• **Task objective**
Leaving out the pictures, please retype each record exactly.

Data excerpts
▶
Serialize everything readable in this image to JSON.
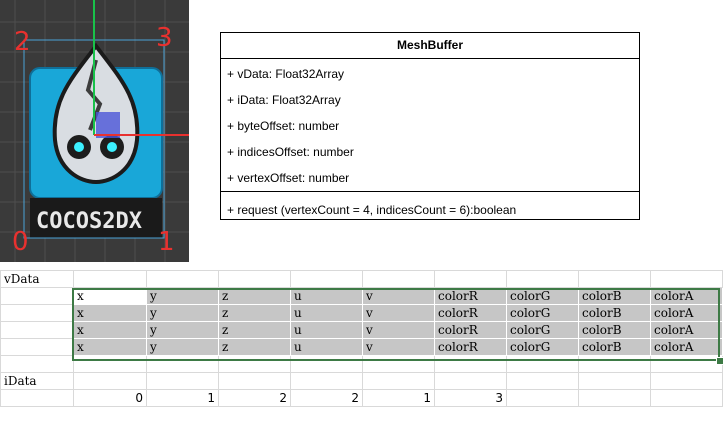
{
  "editor": {
    "corner_labels": [
      "2",
      "3",
      "0",
      "1"
    ],
    "logo_text": "COCOS2DX"
  },
  "uml": {
    "class_name": "MeshBuffer",
    "attributes": [
      "+ vData: Float32Array",
      "+ iData: Float32Array",
      "+ byteOffset: number",
      "+ indicesOffset: number",
      "+ vertexOffset: number"
    ],
    "method": "+  request (vertexCount = 4, indicesCount = 6):boolean"
  },
  "sheet": {
    "vdata_label": "vData",
    "vdata_columns": [
      "x",
      "y",
      "z",
      "u",
      "v",
      "colorR",
      "colorG",
      "colorB",
      "colorA"
    ],
    "idata_label": "iData",
    "idata_values": [
      "0",
      "1",
      "2",
      "2",
      "1",
      "3"
    ]
  }
}
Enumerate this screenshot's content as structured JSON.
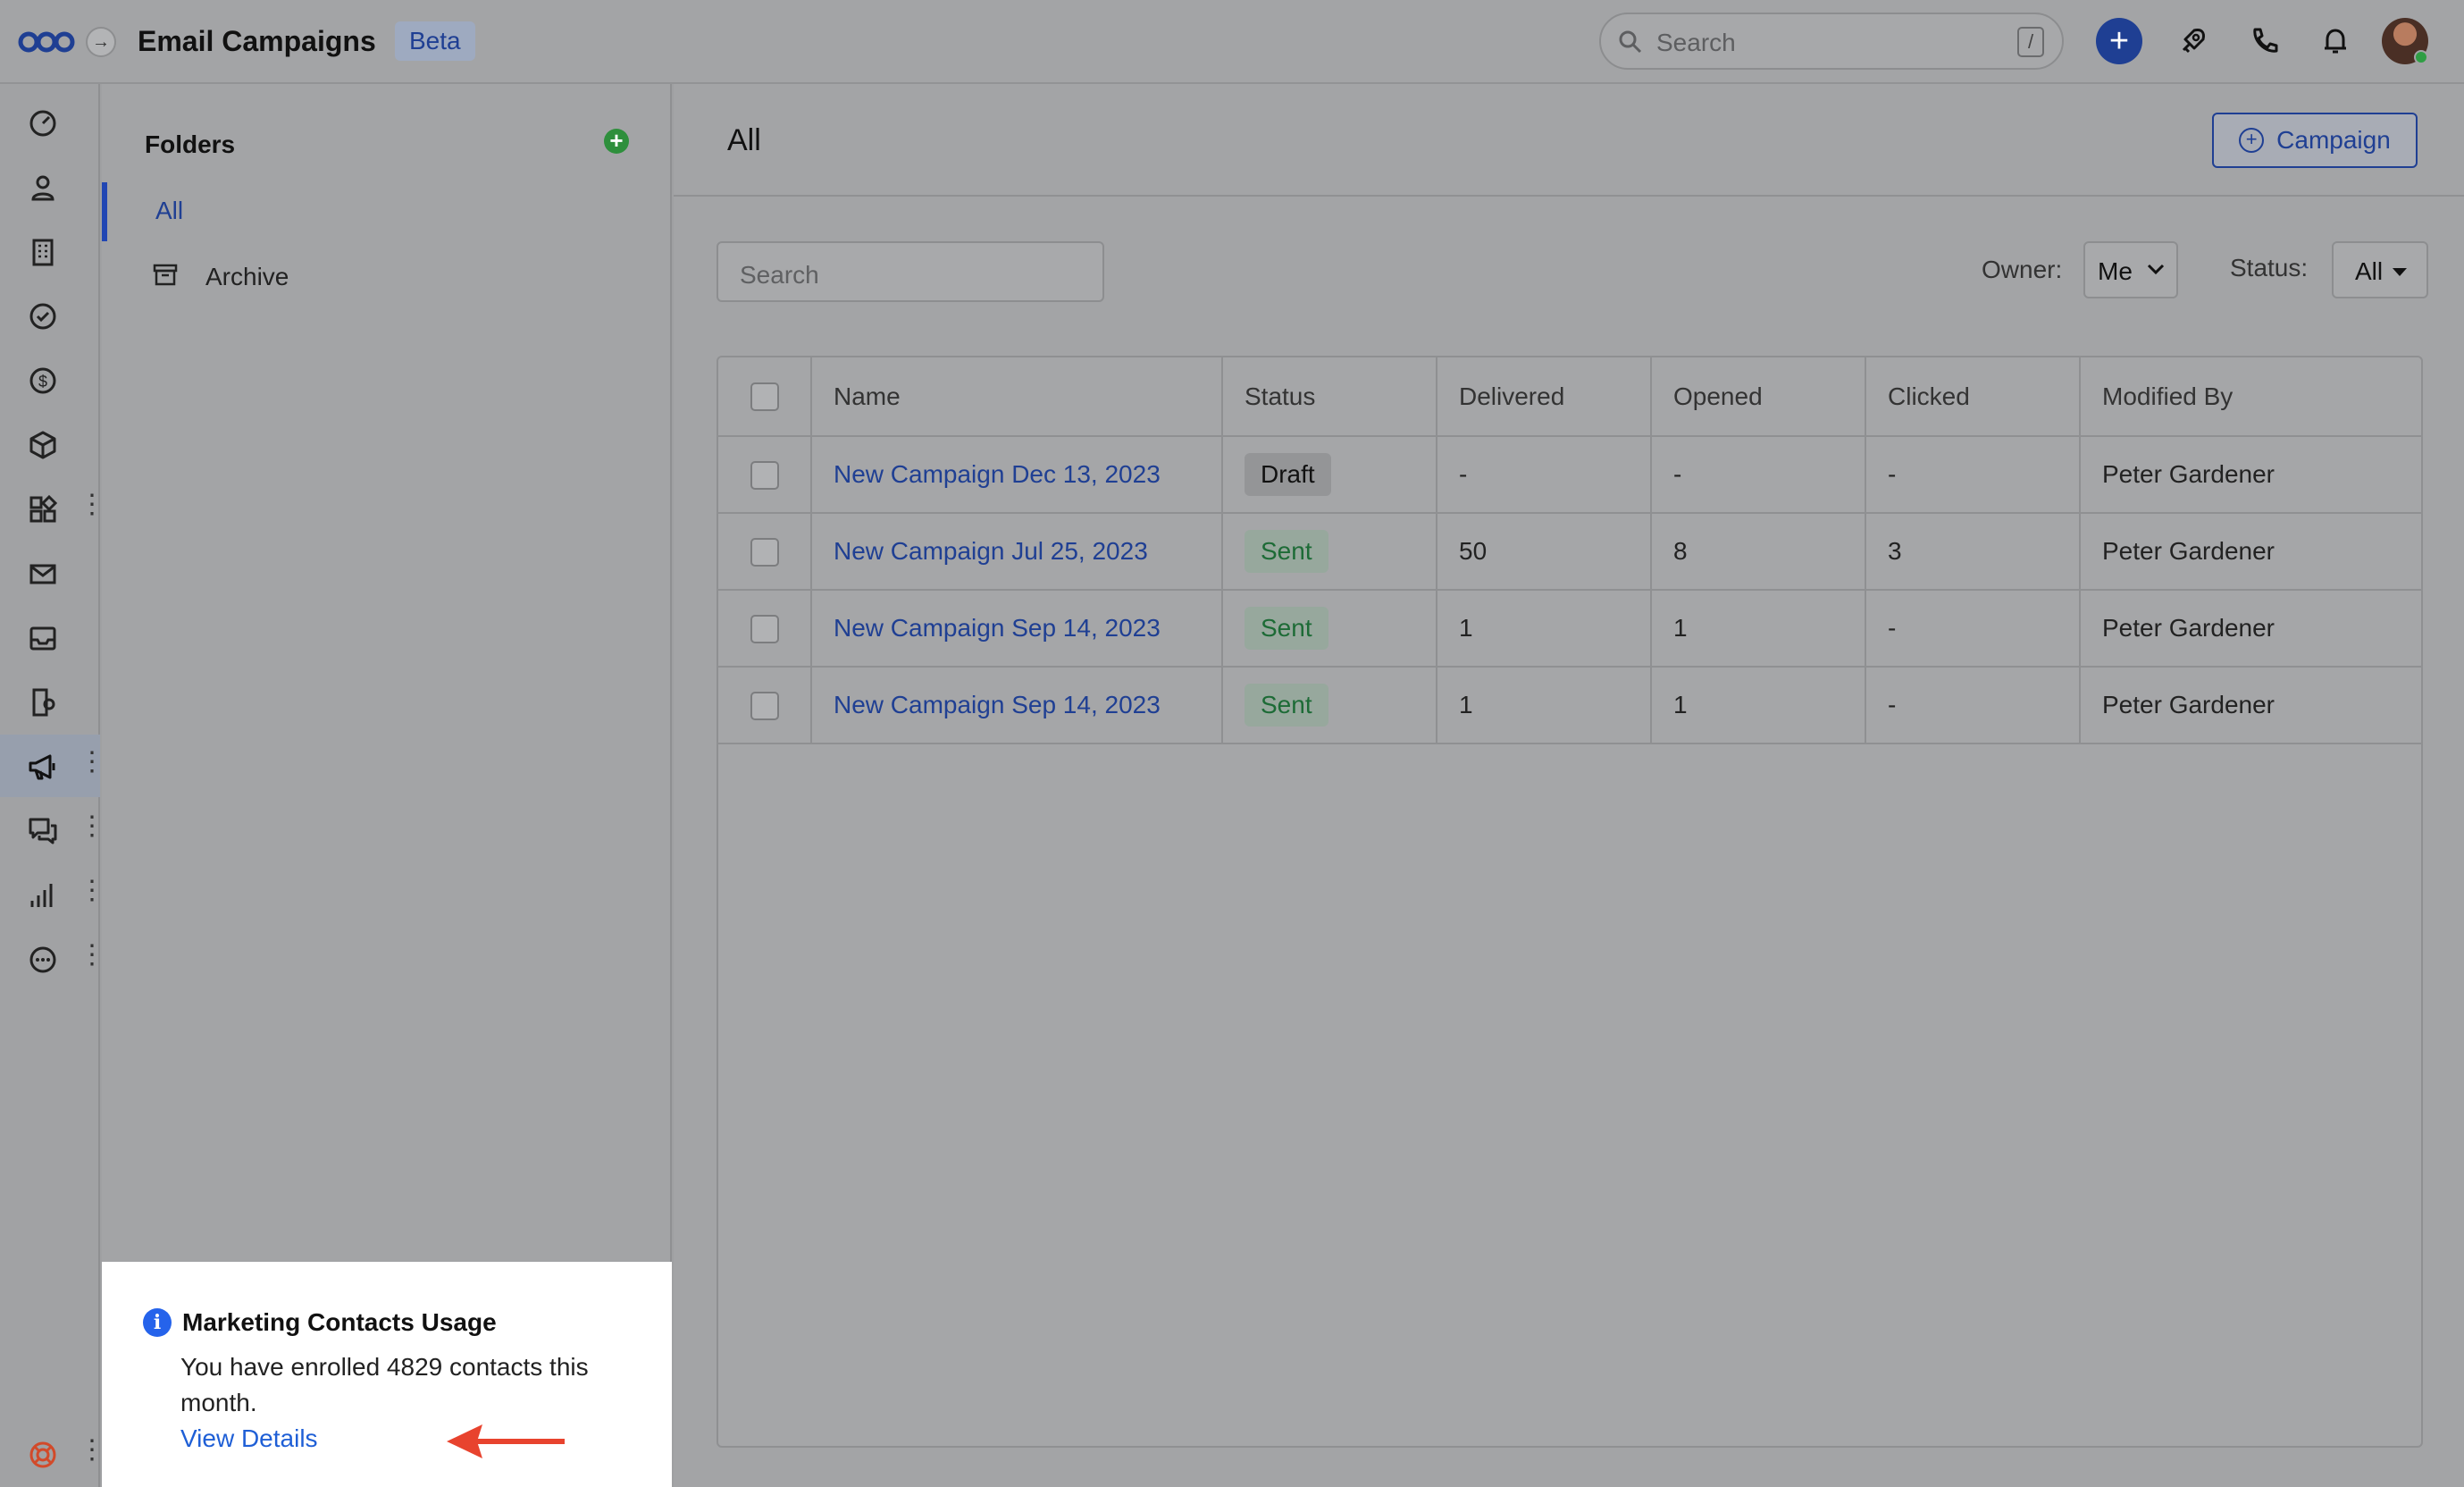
◀
• **Expected output**
Serialize everything readable in this image to JSON.
{
  "editor": {
    "corner_labels": [
      "2",
      "3",
      "0",
      "1"
    ],
    "logo_text": "COCOS2DX"
  },
  "uml": {
    "class_name": "MeshBuffer",
    "attributes": [
      "+ vData: Float32Array",
      "+ iData: Float32Array",
      "+ byteOffset: number",
      "+ indicesOffset: number",
      "+ vertexOffset: number"
    ],
    "method": "+  request (vertexCount = 4, indicesCount = 6):boolean"
  },
  "sheet": {
    "vdata_label": "vData",
    "vdata_columns": [
      "x",
      "y",
      "z",
      "u",
      "v",
      "colorR",
      "colorG",
      "colorB",
      "colorA"
    ],
    "idata_label": "iData",
    "idata_values": [
      "0",
      "1",
      "2",
      "2",
      "1",
      "3"
    ]
  }
}
Enumerate this screenshot's content as structured JSON.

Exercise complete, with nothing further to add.